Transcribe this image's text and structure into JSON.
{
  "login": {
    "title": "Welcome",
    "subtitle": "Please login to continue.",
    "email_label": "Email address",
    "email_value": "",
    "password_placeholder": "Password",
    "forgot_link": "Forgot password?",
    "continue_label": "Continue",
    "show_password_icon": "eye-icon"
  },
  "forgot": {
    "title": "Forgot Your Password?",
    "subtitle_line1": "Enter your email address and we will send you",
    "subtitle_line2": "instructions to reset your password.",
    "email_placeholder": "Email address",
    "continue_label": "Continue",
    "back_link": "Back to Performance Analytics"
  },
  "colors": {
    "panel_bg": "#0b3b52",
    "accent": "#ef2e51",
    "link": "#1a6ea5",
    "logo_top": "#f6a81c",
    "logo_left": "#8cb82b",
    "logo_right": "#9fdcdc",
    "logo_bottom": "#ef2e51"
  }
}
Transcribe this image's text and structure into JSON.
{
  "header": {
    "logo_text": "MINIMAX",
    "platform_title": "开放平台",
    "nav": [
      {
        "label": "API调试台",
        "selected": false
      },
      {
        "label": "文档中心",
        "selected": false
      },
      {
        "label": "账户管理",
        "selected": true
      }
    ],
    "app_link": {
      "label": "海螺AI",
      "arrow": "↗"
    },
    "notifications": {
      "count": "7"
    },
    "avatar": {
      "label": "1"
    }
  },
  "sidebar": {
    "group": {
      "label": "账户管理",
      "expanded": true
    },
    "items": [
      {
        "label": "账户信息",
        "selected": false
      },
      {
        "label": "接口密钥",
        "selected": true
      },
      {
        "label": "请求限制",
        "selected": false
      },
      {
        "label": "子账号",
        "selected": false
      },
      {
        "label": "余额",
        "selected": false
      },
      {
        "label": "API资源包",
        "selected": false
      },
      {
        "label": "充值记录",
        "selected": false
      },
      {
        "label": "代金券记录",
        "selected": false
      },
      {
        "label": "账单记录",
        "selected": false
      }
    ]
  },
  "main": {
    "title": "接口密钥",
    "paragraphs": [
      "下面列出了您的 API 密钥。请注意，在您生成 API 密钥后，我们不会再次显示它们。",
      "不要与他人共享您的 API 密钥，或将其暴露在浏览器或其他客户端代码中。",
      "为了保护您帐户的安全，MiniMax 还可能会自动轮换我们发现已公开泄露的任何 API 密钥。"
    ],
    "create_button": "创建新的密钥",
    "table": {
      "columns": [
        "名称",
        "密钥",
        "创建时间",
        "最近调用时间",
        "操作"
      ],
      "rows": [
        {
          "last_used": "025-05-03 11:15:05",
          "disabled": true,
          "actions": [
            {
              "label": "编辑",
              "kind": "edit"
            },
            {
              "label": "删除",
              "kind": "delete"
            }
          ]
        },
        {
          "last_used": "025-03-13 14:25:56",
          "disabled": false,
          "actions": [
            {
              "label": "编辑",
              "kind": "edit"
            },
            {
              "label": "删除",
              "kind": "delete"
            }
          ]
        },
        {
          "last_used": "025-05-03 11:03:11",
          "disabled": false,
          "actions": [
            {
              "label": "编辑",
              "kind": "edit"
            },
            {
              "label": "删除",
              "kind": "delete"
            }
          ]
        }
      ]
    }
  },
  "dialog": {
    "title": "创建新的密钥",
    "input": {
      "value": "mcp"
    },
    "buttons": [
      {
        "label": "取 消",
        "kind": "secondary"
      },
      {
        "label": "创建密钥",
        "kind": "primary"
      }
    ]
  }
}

====

Task to complete:
Restate all of the entries above precisely.

The answer:
Transcribe this image's text and structure into JSON.
{
  "login": {
    "title": "Welcome",
    "subtitle": "Please login to continue.",
    "email_label": "Email address",
    "email_value": "",
    "password_placeholder": "Password",
    "forgot_link": "Forgot password?",
    "continue_label": "Continue",
    "show_password_icon": "eye-icon"
  },
  "forgot": {
    "title": "Forgot Your Password?",
    "subtitle_line1": "Enter your email address and we will send you",
    "subtitle_line2": "instructions to reset your password.",
    "email_placeholder": "Email address",
    "continue_label": "Continue",
    "back_link": "Back to Performance Analytics"
  },
  "colors": {
    "panel_bg": "#0b3b52",
    "accent": "#ef2e51",
    "link": "#1a6ea5",
    "logo_top": "#f6a81c",
    "logo_left": "#8cb82b",
    "logo_right": "#9fdcdc",
    "logo_bottom": "#ef2e51"
  }
}
Transcribe this image's text and structure into JSON.
{
  "header": {
    "logo_text": "MINIMAX",
    "platform_title": "开放平台",
    "nav": [
      {
        "label": "API调试台",
        "selected": false
      },
      {
        "label": "文档中心",
        "selected": false
      },
      {
        "label": "账户管理",
        "selected": true
      }
    ],
    "app_link": {
      "label": "海螺AI",
      "arrow": "↗"
    },
    "notifications": {
      "count": "7"
    },
    "avatar": {
      "label": "1"
    }
  },
  "sidebar": {
    "group": {
      "label": "账户管理",
      "expanded": true
    },
    "items": [
      {
        "label": "账户信息",
        "selected": false
      },
      {
        "label": "接口密钥",
        "selected": true
      },
      {
        "label": "请求限制",
        "selected": false
      },
      {
        "label": "子账号",
        "selected": false
      },
      {
        "label": "余额",
        "selected": false
      },
      {
        "label": "API资源包",
        "selected": false
      },
      {
        "label": "充值记录",
        "selected": false
      },
      {
        "label": "代金券记录",
        "selected": false
      },
      {
        "label": "账单记录",
        "selected": false
      }
    ]
  },
  "main": {
    "title": "接口密钥",
    "paragraphs": [
      "下面列出了您的 API 密钥。请注意，在您生成 API 密钥后，我们不会再次显示它们。",
      "不要与他人共享您的 API 密钥，或将其暴露在浏览器或其他客户端代码中。",
      "为了保护您帐户的安全，MiniMax 还可能会自动轮换我们发现已公开泄露的任何 API 密钥。"
    ],
    "create_button": "创建新的密钥",
    "table": {
      "columns": [
        "名称",
        "密钥",
        "创建时间",
        "最近调用时间",
        "操作"
      ],
      "rows": [
        {
          "last_used": "025-05-03 11:15:05",
          "disabled": true,
          "actions": [
            {
              "label": "编辑",
              "kind": "edit"
            },
            {
              "label": "删除",
              "kind": "delete"
            }
          ]
        },
        {
          "last_used": "025-03-13 14:25:56",
          "disabled": false,
          "actions": [
            {
              "label": "编辑",
              "kind": "edit"
            },
            {
              "label": "删除",
              "kind": "delete"
            }
          ]
        },
        {
          "last_used": "025-05-03 11:03:11",
          "disabled": false,
          "actions": [
            {
              "label": "编辑",
              "kind": "edit"
            },
            {
              "label": "删除",
              "kind": "delete"
            }
          ]
        }
      ]
    }
  },
  "dialog": {
    "title": "创建新的密钥",
    "input": {
      "value": "mcp"
    },
    "buttons": [
      {
        "label": "取 消",
        "kind": "secondary"
      },
      {
        "label": "创建密钥",
        "kind": "primary"
      }
    ]
  }
}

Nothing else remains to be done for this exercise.